◆ **What you need to do**
Using the records provided below, locate and copy each line that contains the word "Nucleotide".

◆ **Extracted material**
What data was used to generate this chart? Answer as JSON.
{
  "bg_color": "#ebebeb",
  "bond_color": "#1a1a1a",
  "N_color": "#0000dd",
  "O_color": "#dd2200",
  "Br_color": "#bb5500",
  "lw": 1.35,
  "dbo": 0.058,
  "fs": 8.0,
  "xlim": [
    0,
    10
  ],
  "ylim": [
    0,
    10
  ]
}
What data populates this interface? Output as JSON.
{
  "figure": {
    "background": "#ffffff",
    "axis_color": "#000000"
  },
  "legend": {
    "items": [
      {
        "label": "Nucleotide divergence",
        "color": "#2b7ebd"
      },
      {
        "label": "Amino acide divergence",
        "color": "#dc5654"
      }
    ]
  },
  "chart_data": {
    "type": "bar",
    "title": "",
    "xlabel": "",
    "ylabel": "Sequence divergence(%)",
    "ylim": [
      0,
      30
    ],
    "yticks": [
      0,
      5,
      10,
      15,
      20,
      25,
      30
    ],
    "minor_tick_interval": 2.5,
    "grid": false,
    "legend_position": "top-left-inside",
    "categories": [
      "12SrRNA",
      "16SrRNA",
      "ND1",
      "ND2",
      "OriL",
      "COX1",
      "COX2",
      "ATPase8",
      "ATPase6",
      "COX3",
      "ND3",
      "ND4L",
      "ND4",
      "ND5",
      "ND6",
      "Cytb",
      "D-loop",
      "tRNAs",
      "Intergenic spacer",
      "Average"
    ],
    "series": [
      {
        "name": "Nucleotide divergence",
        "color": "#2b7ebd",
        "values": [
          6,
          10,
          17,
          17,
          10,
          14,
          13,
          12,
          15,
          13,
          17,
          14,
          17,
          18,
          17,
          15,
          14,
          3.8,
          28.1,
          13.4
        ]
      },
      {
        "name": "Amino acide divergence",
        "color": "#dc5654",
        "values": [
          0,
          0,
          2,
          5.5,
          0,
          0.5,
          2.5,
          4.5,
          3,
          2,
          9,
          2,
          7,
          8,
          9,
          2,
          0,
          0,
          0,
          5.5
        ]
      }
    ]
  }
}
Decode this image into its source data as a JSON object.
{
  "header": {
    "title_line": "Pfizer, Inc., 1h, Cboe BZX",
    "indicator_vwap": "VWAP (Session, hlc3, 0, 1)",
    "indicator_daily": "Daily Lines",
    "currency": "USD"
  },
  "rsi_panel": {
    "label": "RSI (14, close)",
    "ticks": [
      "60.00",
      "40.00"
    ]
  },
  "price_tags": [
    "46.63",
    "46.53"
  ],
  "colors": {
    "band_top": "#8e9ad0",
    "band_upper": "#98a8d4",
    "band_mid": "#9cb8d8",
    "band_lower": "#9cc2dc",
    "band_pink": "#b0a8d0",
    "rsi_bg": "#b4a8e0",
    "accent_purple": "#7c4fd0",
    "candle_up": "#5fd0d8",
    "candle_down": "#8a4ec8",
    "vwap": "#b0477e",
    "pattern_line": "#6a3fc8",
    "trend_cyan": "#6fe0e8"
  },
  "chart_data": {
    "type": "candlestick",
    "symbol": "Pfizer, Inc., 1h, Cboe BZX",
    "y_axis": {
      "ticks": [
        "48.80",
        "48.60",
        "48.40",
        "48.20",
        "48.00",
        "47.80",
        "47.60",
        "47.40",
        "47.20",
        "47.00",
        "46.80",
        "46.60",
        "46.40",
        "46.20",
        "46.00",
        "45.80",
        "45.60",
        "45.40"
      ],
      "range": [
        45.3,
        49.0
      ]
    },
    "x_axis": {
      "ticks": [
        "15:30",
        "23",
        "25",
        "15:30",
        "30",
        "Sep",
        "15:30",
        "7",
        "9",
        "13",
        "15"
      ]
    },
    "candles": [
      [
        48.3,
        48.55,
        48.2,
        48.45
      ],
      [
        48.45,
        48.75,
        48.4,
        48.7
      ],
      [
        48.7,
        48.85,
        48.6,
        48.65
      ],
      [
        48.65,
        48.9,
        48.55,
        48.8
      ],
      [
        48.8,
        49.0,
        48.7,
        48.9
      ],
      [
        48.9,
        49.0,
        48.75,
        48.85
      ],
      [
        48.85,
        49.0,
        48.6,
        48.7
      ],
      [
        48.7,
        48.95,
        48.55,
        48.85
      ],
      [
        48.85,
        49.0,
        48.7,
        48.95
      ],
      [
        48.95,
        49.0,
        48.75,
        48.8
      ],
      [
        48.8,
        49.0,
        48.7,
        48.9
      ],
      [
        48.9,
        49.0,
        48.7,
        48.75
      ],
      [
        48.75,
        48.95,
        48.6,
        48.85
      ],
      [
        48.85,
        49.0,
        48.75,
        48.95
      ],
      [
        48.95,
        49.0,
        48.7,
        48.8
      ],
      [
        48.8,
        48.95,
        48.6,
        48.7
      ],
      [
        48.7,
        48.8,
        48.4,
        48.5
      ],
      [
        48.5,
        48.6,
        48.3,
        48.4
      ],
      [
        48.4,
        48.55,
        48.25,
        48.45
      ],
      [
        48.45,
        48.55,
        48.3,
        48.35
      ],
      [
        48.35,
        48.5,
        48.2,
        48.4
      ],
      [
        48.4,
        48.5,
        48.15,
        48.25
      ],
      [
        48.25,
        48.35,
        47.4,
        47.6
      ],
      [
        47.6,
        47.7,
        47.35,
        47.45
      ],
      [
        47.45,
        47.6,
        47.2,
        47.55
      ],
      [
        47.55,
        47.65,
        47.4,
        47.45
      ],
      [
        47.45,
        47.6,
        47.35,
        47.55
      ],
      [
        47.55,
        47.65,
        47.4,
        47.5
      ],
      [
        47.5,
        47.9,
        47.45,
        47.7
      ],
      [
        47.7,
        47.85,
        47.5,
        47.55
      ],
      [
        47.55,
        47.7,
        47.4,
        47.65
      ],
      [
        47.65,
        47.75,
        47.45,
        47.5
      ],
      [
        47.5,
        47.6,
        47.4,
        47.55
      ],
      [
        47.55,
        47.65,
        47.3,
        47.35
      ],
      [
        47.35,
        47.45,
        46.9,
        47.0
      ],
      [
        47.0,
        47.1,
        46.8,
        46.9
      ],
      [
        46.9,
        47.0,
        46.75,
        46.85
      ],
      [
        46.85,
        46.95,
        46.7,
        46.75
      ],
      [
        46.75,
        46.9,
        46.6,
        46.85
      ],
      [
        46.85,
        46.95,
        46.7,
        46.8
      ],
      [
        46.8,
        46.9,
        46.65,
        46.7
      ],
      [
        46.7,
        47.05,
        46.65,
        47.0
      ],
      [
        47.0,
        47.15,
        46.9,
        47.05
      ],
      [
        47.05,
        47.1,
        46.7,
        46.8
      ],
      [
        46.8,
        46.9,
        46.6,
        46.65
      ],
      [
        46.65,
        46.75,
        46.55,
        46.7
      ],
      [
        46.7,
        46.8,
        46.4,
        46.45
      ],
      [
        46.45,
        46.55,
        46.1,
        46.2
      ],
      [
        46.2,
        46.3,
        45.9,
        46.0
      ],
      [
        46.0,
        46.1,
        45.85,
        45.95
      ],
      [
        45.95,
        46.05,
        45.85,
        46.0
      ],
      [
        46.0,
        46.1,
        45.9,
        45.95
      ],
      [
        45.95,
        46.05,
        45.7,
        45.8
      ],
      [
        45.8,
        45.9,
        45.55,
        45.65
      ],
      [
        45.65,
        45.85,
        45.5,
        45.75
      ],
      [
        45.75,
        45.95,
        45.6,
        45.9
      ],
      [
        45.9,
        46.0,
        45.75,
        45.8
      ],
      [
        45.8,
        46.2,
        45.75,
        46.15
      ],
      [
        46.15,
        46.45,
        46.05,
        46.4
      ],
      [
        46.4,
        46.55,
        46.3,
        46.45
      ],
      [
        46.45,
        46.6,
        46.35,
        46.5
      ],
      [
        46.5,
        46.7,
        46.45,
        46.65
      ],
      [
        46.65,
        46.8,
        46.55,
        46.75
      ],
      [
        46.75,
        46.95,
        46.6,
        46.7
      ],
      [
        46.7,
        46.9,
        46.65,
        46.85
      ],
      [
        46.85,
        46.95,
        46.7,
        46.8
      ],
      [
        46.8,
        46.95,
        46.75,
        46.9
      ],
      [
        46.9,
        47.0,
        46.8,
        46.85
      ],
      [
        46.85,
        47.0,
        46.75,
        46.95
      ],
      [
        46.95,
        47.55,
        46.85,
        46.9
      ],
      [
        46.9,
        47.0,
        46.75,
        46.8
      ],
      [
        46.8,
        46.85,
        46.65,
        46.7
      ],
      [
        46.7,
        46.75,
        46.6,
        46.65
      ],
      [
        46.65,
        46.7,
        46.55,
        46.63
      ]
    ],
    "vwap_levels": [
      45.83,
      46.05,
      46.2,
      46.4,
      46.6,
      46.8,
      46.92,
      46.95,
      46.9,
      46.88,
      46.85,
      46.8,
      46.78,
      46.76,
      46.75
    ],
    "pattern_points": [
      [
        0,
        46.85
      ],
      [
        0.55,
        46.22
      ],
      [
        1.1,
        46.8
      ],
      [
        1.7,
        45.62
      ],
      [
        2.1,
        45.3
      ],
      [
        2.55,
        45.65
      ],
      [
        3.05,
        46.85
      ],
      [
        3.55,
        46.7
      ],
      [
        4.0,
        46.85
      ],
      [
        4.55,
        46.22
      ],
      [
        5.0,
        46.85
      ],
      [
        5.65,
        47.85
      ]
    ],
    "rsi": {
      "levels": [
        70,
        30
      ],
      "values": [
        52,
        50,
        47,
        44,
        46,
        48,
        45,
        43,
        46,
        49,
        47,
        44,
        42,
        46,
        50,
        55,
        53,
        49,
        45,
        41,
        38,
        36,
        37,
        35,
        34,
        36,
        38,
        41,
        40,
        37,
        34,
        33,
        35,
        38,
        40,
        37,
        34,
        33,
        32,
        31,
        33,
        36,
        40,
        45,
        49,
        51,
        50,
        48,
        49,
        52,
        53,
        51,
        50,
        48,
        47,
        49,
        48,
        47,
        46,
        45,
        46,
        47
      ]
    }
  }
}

◆ **Problem solution**
        "label": "Nucleotide divergence",
        "name": "Nucleotide divergence",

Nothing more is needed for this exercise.